Records supplied —
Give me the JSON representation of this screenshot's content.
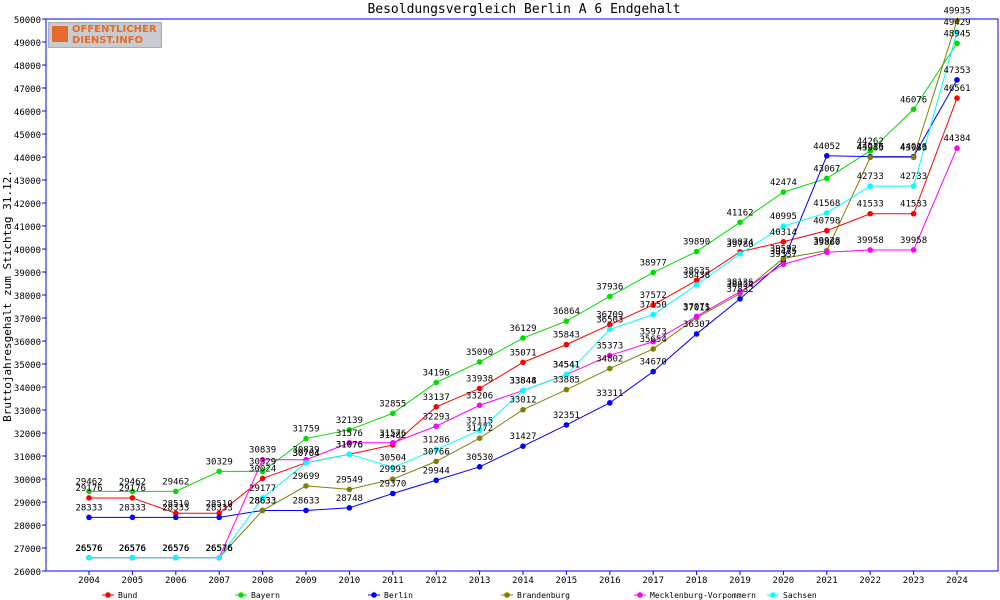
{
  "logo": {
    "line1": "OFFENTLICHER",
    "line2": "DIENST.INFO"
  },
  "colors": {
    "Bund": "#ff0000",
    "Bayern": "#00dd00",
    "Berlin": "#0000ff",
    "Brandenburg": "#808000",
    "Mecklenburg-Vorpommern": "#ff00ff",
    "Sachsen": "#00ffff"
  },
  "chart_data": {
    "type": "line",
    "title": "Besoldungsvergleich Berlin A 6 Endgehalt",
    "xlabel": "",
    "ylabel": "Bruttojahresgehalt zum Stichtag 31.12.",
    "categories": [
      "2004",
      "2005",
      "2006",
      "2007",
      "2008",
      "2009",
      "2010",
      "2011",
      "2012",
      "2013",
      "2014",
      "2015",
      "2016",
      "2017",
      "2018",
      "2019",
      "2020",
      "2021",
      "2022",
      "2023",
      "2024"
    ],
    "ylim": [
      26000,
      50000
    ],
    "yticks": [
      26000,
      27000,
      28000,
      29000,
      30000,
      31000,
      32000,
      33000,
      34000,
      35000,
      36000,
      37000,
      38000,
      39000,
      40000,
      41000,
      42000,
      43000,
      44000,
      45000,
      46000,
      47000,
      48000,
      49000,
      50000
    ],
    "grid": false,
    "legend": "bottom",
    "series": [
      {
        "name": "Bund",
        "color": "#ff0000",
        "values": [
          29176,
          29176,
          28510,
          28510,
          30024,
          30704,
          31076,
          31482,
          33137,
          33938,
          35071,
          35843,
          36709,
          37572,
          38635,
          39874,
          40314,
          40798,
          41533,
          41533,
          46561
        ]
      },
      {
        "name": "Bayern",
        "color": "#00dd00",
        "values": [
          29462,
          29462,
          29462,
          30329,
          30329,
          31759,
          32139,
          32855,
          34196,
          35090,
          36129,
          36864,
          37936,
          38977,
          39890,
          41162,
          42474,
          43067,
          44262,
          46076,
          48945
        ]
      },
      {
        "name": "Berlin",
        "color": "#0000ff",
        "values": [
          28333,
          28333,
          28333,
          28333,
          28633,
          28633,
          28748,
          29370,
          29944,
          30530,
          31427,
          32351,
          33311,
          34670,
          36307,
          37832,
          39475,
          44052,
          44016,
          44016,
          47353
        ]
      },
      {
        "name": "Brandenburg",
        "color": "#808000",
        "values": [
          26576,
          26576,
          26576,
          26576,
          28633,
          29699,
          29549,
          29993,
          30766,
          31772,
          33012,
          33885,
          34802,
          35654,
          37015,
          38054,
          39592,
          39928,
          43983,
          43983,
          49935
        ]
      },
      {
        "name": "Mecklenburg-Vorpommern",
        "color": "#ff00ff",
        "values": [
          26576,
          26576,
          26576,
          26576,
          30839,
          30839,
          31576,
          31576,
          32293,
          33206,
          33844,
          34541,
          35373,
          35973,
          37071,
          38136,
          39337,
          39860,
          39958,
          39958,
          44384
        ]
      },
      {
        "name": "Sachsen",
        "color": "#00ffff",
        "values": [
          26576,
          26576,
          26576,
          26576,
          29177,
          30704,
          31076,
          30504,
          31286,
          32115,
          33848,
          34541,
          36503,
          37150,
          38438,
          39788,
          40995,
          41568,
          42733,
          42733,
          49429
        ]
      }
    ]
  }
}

Problem requirements —
Pull every line containing "name" from the data.

Answer —
        "name": "Bund",
        "name": "Bayern",
        "name": "Berlin",
        "name": "Brandenburg",
        "name": "Mecklenburg-Vorpommern",
        "name": "Sachsen",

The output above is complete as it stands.